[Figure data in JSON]
- - -

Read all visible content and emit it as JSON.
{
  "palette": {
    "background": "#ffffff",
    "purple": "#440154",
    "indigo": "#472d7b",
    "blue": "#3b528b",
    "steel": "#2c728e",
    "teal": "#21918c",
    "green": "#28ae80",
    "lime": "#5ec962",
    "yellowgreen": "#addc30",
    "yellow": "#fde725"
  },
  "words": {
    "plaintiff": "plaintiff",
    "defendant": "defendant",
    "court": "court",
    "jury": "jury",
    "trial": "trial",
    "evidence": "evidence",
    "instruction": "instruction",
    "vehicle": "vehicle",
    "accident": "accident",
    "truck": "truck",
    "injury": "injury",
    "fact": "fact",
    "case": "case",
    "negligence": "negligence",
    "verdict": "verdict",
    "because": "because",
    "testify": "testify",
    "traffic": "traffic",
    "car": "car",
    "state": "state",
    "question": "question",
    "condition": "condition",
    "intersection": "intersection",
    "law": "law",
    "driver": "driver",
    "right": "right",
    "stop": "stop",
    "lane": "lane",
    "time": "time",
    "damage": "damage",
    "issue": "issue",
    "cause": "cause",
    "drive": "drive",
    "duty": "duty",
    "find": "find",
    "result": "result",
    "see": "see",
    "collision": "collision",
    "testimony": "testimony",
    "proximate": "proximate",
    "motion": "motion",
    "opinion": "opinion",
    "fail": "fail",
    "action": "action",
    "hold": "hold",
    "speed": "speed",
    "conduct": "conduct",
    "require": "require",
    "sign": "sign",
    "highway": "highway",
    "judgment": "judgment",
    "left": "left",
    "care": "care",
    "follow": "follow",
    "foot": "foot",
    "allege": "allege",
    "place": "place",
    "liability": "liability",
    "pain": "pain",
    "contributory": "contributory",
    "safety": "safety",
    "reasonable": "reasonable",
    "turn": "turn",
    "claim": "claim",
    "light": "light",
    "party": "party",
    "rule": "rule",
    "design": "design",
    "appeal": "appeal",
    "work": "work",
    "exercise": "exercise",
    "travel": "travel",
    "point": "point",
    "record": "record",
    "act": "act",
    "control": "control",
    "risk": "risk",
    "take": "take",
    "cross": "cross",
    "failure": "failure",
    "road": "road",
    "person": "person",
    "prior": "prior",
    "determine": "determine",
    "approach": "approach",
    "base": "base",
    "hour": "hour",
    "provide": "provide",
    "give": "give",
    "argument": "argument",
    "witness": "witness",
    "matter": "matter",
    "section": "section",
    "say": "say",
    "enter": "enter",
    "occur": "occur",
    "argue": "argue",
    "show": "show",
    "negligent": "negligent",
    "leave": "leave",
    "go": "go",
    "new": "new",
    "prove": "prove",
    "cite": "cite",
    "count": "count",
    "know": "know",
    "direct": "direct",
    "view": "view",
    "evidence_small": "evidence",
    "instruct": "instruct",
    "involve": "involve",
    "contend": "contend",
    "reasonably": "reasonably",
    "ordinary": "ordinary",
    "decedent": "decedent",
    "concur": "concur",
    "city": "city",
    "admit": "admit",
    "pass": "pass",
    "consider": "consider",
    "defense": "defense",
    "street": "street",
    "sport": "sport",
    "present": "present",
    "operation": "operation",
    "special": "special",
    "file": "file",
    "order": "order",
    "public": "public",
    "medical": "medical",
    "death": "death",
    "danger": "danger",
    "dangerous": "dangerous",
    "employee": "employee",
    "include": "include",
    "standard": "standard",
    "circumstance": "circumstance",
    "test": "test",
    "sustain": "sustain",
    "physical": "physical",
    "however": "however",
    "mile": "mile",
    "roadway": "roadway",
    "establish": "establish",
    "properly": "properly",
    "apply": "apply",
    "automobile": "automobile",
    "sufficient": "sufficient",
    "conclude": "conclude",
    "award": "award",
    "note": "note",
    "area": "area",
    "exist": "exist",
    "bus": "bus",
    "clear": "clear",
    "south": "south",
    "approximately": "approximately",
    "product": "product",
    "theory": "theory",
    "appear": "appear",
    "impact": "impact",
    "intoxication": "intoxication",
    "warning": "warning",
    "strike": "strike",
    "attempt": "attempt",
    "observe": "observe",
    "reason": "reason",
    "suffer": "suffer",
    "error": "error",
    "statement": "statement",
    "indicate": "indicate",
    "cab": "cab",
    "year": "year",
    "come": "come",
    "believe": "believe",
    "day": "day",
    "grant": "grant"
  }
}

- - -

### [GIVEN TASK]
Return the material exactly as it stands.

### [CORRECT ANSWER]
Read all visible content and emit it as JSON.
{
  "palette": {
    "background": "#ffffff",
    "purple": "#440154",
    "indigo": "#472d7b",
    "blue": "#3b528b",
    "steel": "#2c728e",
    "teal": "#21918c",
    "green": "#28ae80",
    "lime": "#5ec962",
    "yellowgreen": "#addc30",
    "yellow": "#fde725"
  },
  "words": {
    "plaintiff": "plaintiff",
    "defendant": "defendant",
    "court": "court",
    "jury": "jury",
    "trial": "trial",
    "evidence": "evidence",
    "instruction": "instruction",
    "vehicle": "vehicle",
    "accident": "accident",
    "truck": "truck",
    "injury": "injury",
    "fact": "fact",
    "case": "case",
    "negligence": "negligence",
    "verdict": "verdict",
    "because": "because",
    "testify": "testify",
    "traffic": "traffic",
    "car": "car",
    "state": "state",
    "question": "question",
    "condition": "condition",
    "intersection": "intersection",
    "law": "law",
    "driver": "driver",
    "right": "right",
    "stop": "stop",
    "lane": "lane",
    "time": "time",
    "damage": "damage",
    "issue": "issue",
    "cause": "cause",
    "drive": "drive",
    "duty": "duty",
    "find": "find",
    "result": "result",
    "see": "see",
    "collision": "collision",
    "testimony": "testimony",
    "proximate": "proximate",
    "motion": "motion",
    "opinion": "opinion",
    "fail": "fail",
    "action": "action",
    "hold": "hold",
    "speed": "speed",
    "conduct": "conduct",
    "require": "require",
    "sign": "sign",
    "highway": "highway",
    "judgment": "judgment",
    "left": "left",
    "care": "care",
    "follow": "follow",
    "foot": "foot",
    "allege": "allege",
    "place": "place",
    "liability": "liability",
    "pain": "pain",
    "contributory": "contributory",
    "safety": "safety",
    "reasonable": "reasonable",
    "turn": "turn",
    "claim": "claim",
    "light": "light",
    "party": "party",
    "rule": "rule",
    "design": "design",
    "appeal": "appeal",
    "work": "work",
    "exercise": "exercise",
    "travel": "travel",
    "point": "point",
    "record": "record",
    "act": "act",
    "control": "control",
    "risk": "risk",
    "take": "take",
    "cross": "cross",
    "failure": "failure",
    "road": "road",
    "person": "person",
    "prior": "prior",
    "determine": "determine",
    "approach": "approach",
    "base": "base",
    "hour": "hour",
    "provide": "provide",
    "give": "give",
    "argument": "argument",
    "witness": "witness",
    "matter": "matter",
    "section": "section",
    "say": "say",
    "enter": "enter",
    "occur": "occur",
    "argue": "argue",
    "show": "show",
    "negligent": "negligent",
    "leave": "leave",
    "go": "go",
    "new": "new",
    "prove": "prove",
    "cite": "cite",
    "count": "count",
    "know": "know",
    "direct": "direct",
    "view": "view",
    "evidence_small": "evidence",
    "instruct": "instruct",
    "involve": "involve",
    "contend": "contend",
    "reasonably": "reasonably",
    "ordinary": "ordinary",
    "decedent": "decedent",
    "concur": "concur",
    "city": "city",
    "admit": "admit",
    "pass": "pass",
    "consider": "consider",
    "defense": "defense",
    "street": "street",
    "sport": "sport",
    "present": "present",
    "operation": "operation",
    "special": "special",
    "file": "file",
    "order": "order",
    "public": "public",
    "medical": "medical",
    "death": "death",
    "danger": "danger",
    "dangerous": "dangerous",
    "employee": "employee",
    "include": "include",
    "standard": "standard",
    "circumstance": "circumstance",
    "test": "test",
    "sustain": "sustain",
    "physical": "physical",
    "however": "however",
    "mile": "mile",
    "roadway": "roadway",
    "establish": "establish",
    "properly": "properly",
    "apply": "apply",
    "automobile": "automobile",
    "sufficient": "sufficient",
    "conclude": "conclude",
    "award": "award",
    "note": "note",
    "area": "area",
    "exist": "exist",
    "bus": "bus",
    "clear": "clear",
    "south": "south",
    "approximately": "approximately",
    "product": "product",
    "theory": "theory",
    "appear": "appear",
    "impact": "impact",
    "intoxication": "intoxication",
    "warning": "warning",
    "strike": "strike",
    "attempt": "attempt",
    "observe": "observe",
    "reason": "reason",
    "suffer": "suffer",
    "error": "error",
    "statement": "statement",
    "indicate": "indicate",
    "cab": "cab",
    "year": "year",
    "come": "come",
    "believe": "believe",
    "day": "day",
    "grant": "grant"
  }
}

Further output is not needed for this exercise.